→ RECORD EXTRACTS:
+ + + + +

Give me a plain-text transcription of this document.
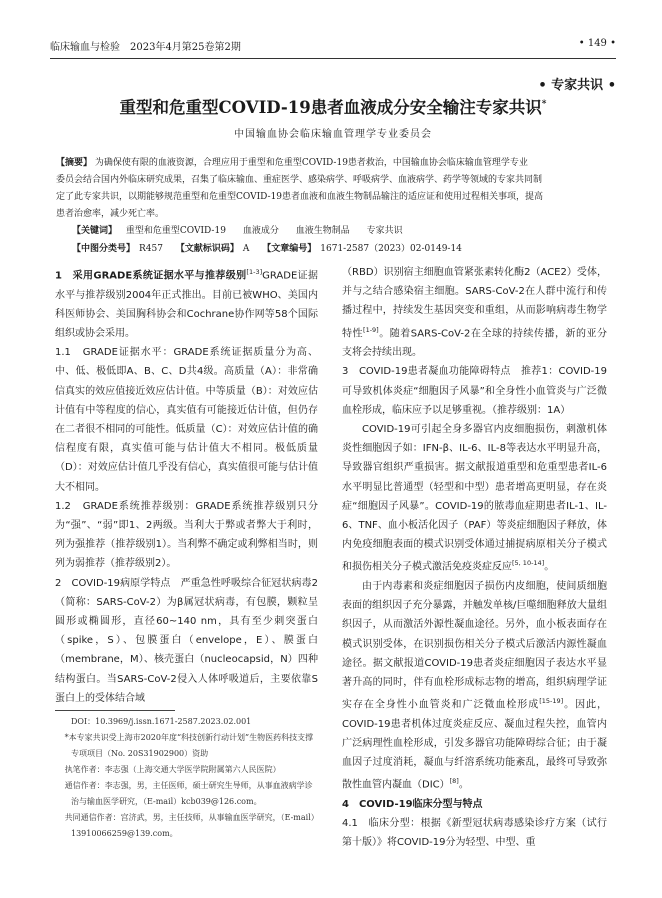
临床输血与检验　2023年4月第25卷第2期	• 149 •
• 专家共识 •
重型和危重型COVID-19患者血液成分安全输注专家共识*
中国输血协会临床输血管理学专业委员会

【摘要】 为确保使有限的血液资源，合理应用于重型和危重型COVID-19患者救治，中国输血协会临床输血管理学专业

委员会结合国内外临床研究成果，召集了临床输血、重症医学、感染病学、呼吸病学、血液病学、药学等领域的专家共同制

定了此专家共识，以期能够规范重型和危重型COVID-19患者血液和血液生物制品输注的适应证和使用过程相关事项，提高

患者治愈率，减少死亡率。

【关键词】 重型和危重型COVID-19 血液成分 血液生物制品 专家共识
【中图分类号】 R457 【文献标识码】 A 【文章编号】 1671-2587（2023）02-0149-14

1　采用GRADE系统证据水平与推荐级别[1-3]GRADE证据水平与推荐级别2004年正式推出。目前已被WHO、美国内科医师协会、美国胸科协会和Cochrane协作网等58个国际组织或协会采用。

1.1　GRADE证据水平：GRADE系统证据质量分为高、中、低、极低即A、B、C、D共4级。高质量（A）：非常确信真实的效应值接近效应估计值。中等质量（B）：对效应估计值有中等程度的信心，真实值有可能接近估计值，但仍存在二者很不相同的可能性。低质量（C）：对效应估计值的确信程度有限，真实值可能与估计值大不相同。极低质量（D）：对效应估计值几乎没有信心，真实值很可能与估计值大不相同。

1.2　GRADE系统推荐级别：GRADE系统推荐级别只分为“强”、“弱”即1、2两级。当利大于弊或者弊大于利时，列为强推荐（推荐级别1）。当利弊不确定或利弊相当时，则列为弱推荐（推荐级别2）。

2　COVID-19病原学特点　严重急性呼吸综合征冠状病毒2（简称：SARS-CoV-2）为β属冠状病毒，有包膜，颗粒呈圆形或椭圆形，直径60~140 nm，具有至少刺突蛋白（spike，S）、包膜蛋白（envelope，E）、膜蛋白（membrane，M）、核壳蛋白（nucleocapsid，N）四种结构蛋白。当SARS-CoV-2侵入人体呼吸道后，主要依靠S蛋白上的受体结合域

DOI：10.3969/j.issn.1671-2587.2023.02.001

*本专家共识受上海市2020年度“科技创新行动计划”生物医药科技支撑专项项目（No. 20S31902900）资助

执笔作者：李志强（上海交通大学医学院附属第六人民医院）

通信作者：李志强，男，主任医师，硕士研究生导师，从事血液病学诊治与输血医学研究，（E-mail）kcb039@126.com。

共同通信作者：宫济武，男，主任技师，从事输血医学研究，（E-mail）13910066259@139.com。

（RBD）识别宿主细胞血管紧张素转化酶2（ACE2）受体，并与之结合感染宿主细胞。SARS-CoV-2在人群中流行和传播过程中，持续发生基因突变和重组，从而影响病毒生物学特性[1-9]。随着SARS-CoV-2在全球的持续传播，新的亚分支将会持续出现。

3　COVID-19患者凝血功能障碍特点　推荐1：COVID-19可导致机体炎症“细胞因子风暴”和全身性小血管炎与广泛微血栓形成，临床应予以足够重视。（推荐级别：1A）

COVID-19可引起全身多器官内皮细胞损伤，刺激机体炎性细胞因子如：IFN-β、IL-6、IL-8等表达水平明显升高，导致器官组织严重损害。据文献报道重型和危重型患者IL-6水平明显比普通型（轻型和中型）患者增高更明显，存在炎症“细胞因子风暴”。COVID-19的脓毒血症期患者IL-1、IL-6、TNF、血小板活化因子（PAF）等炎症细胞因子释放，体内免疫细胞表面的模式识别受体通过捕捉病原相关分子模式和损伤相关分子模式激活免疫炎症反应[5, 10-14]。

由于内毒素和炎症细胞因子损伤内皮细胞，使间质细胞表面的组织因子充分暴露，并触发单核/巨噬细胞释放大量组织因子，从而激活外源性凝血途径。另外，血小板表面存在模式识别受体，在识别损伤相关分子模式后激活内源性凝血途径。据文献报道COVID-19患者炎症细胞因子表达水平显著升高的同时，伴有血栓形成标志物的增高，组织病理学证实存在全身性小血管炎和广泛微血栓形成[15-19]。因此，COVID-19患者机体过度炎症反应、凝血过程失控，血管内广泛病理性血栓形成，引发多器官功能障碍综合征；由于凝血因子过度消耗，凝血与纤溶系统功能紊乱，最终可导致弥散性血管内凝血（DIC）[8]。

4　COVID-19临床分型与特点

4.1　临床分型：根据《新型冠状病毒感染诊疗方案（试行第十版）》将COVID-19分为轻型、中型、重
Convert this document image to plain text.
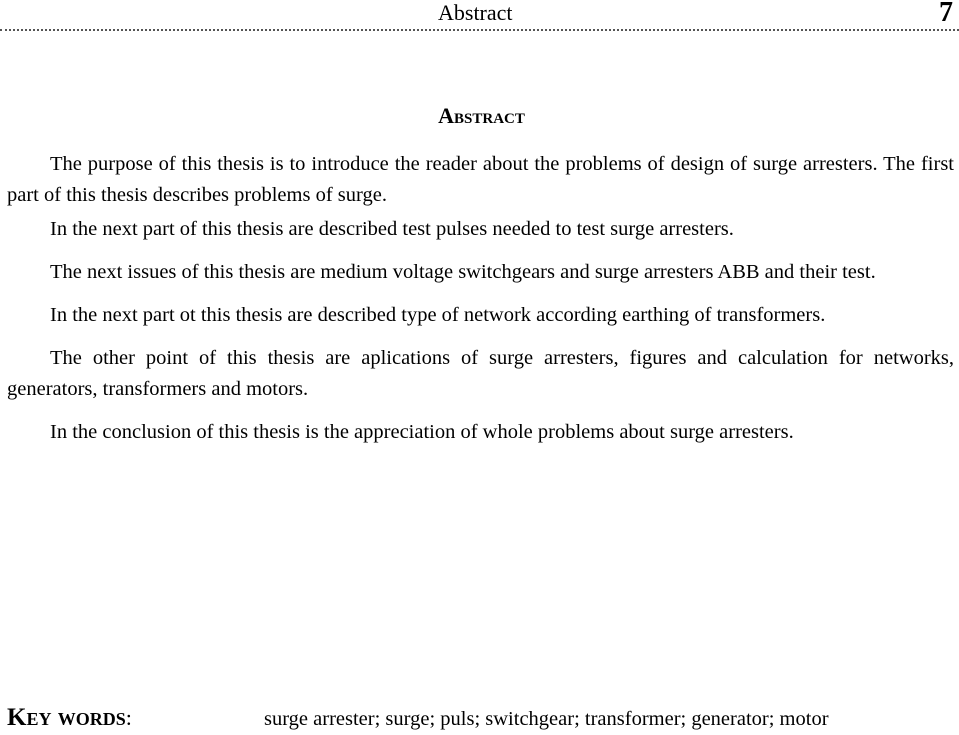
Abstract	7
Abstract

The purpose of this thesis is to introduce the reader about the problems of design of surge arresters. The first part of this thesis describes problems of surge.

In the next part of this thesis are described test pulses needed to test surge arresters.

The next issues of this thesis are medium voltage switchgears and surge arresters ABB and their test.

In the next part ot this thesis are described type of network according earthing of transformers.

The other point of this thesis are aplications of surge arresters, figures and calculation for networks, generators, transformers and motors.

In the conclusion of this thesis is the appreciation of whole problems about surge arresters.

Key words:	surge arrester; surge; puls; switchgear; transformer; generator; motor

+ + + + +

→ WHAT YOU NEED TO DO: Word for word, quote the full listing, omitting every picture.

→ PROBLEM SOLUTION:
Give me a plain-text transcription of this document.
临床输血与检验　2023年4月第25卷第2期	• 149 •
• 专家共识 •
重型和危重型COVID-19患者血液成分安全输注专家共识*
中国输血协会临床输血管理学专业委员会

【摘要】 为确保使有限的血液资源，合理应用于重型和危重型COVID-19患者救治，中国输血协会临床输血管理学专业

委员会结合国内外临床研究成果，召集了临床输血、重症医学、感染病学、呼吸病学、血液病学、药学等领域的专家共同制

定了此专家共识，以期能够规范重型和危重型COVID-19患者血液和血液生物制品输注的适应证和使用过程相关事项，提高

患者治愈率，减少死亡率。

【关键词】 重型和危重型COVID-19 血液成分 血液生物制品 专家共识
【中图分类号】 R457 【文献标识码】 A 【文章编号】 1671-2587（2023）02-0149-14

1　采用GRADE系统证据水平与推荐级别[1-3]GRADE证据水平与推荐级别2004年正式推出。目前已被WHO、美国内科医师协会、美国胸科协会和Cochrane协作网等58个国际组织或协会采用。

1.1　GRADE证据水平：GRADE系统证据质量分为高、中、低、极低即A、B、C、D共4级。高质量（A）：非常确信真实的效应值接近效应估计值。中等质量（B）：对效应估计值有中等程度的信心，真实值有可能接近估计值，但仍存在二者很不相同的可能性。低质量（C）：对效应估计值的确信程度有限，真实值可能与估计值大不相同。极低质量（D）：对效应估计值几乎没有信心，真实值很可能与估计值大不相同。

1.2　GRADE系统推荐级别：GRADE系统推荐级别只分为“强”、“弱”即1、2两级。当利大于弊或者弊大于利时，列为强推荐（推荐级别1）。当利弊不确定或利弊相当时，则列为弱推荐（推荐级别2）。

2　COVID-19病原学特点　严重急性呼吸综合征冠状病毒2（简称：SARS-CoV-2）为β属冠状病毒，有包膜，颗粒呈圆形或椭圆形，直径60~140 nm，具有至少刺突蛋白（spike，S）、包膜蛋白（envelope，E）、膜蛋白（membrane，M）、核壳蛋白（nucleocapsid，N）四种结构蛋白。当SARS-CoV-2侵入人体呼吸道后，主要依靠S蛋白上的受体结合域

DOI：10.3969/j.issn.1671-2587.2023.02.001

*本专家共识受上海市2020年度“科技创新行动计划”生物医药科技支撑专项项目（No. 20S31902900）资助

执笔作者：李志强（上海交通大学医学院附属第六人民医院）

通信作者：李志强，男，主任医师，硕士研究生导师，从事血液病学诊治与输血医学研究，（E-mail）kcb039@126.com。

共同通信作者：宫济武，男，主任技师，从事输血医学研究，（E-mail）13910066259@139.com。

（RBD）识别宿主细胞血管紧张素转化酶2（ACE2）受体，并与之结合感染宿主细胞。SARS-CoV-2在人群中流行和传播过程中，持续发生基因突变和重组，从而影响病毒生物学特性[1-9]。随着SARS-CoV-2在全球的持续传播，新的亚分支将会持续出现。

3　COVID-19患者凝血功能障碍特点　推荐1：COVID-19可导致机体炎症“细胞因子风暴”和全身性小血管炎与广泛微血栓形成，临床应予以足够重视。（推荐级别：1A）

COVID-19可引起全身多器官内皮细胞损伤，刺激机体炎性细胞因子如：IFN-β、IL-6、IL-8等表达水平明显升高，导致器官组织严重损害。据文献报道重型和危重型患者IL-6水平明显比普通型（轻型和中型）患者增高更明显，存在炎症“细胞因子风暴”。COVID-19的脓毒血症期患者IL-1、IL-6、TNF、血小板活化因子（PAF）等炎症细胞因子释放，体内免疫细胞表面的模式识别受体通过捕捉病原相关分子模式和损伤相关分子模式激活免疫炎症反应[5, 10-14]。

由于内毒素和炎症细胞因子损伤内皮细胞，使间质细胞表面的组织因子充分暴露，并触发单核/巨噬细胞释放大量组织因子，从而激活外源性凝血途径。另外，血小板表面存在模式识别受体，在识别损伤相关分子模式后激活内源性凝血途径。据文献报道COVID-19患者炎症细胞因子表达水平显著升高的同时，伴有血栓形成标志物的增高，组织病理学证实存在全身性小血管炎和广泛微血栓形成[15-19]。因此，COVID-19患者机体过度炎症反应、凝血过程失控，血管内广泛病理性血栓形成，引发多器官功能障碍综合征；由于凝血因子过度消耗，凝血与纤溶系统功能紊乱，最终可导致弥散性血管内凝血（DIC）[8]。

4　COVID-19临床分型与特点

4.1　临床分型：根据《新型冠状病毒感染诊疗方案（试行第十版）》将COVID-19分为轻型、中型、重
Convert this document image to plain text.
Abstract	7
Abstract

The purpose of this thesis is to introduce the reader about the problems of design of surge arresters. The first part of this thesis describes problems of surge.

In the next part of this thesis are described test pulses needed to test surge arresters.

The next issues of this thesis are medium voltage switchgears and surge arresters ABB and their test.

In the next part ot this thesis are described type of network according earthing of transformers.

The other point of this thesis are aplications of surge arresters, figures and calculation for networks, generators, transformers and motors.

In the conclusion of this thesis is the appreciation of whole problems about surge arresters.

Key words:	surge arrester; surge; puls; switchgear; transformer; generator; motor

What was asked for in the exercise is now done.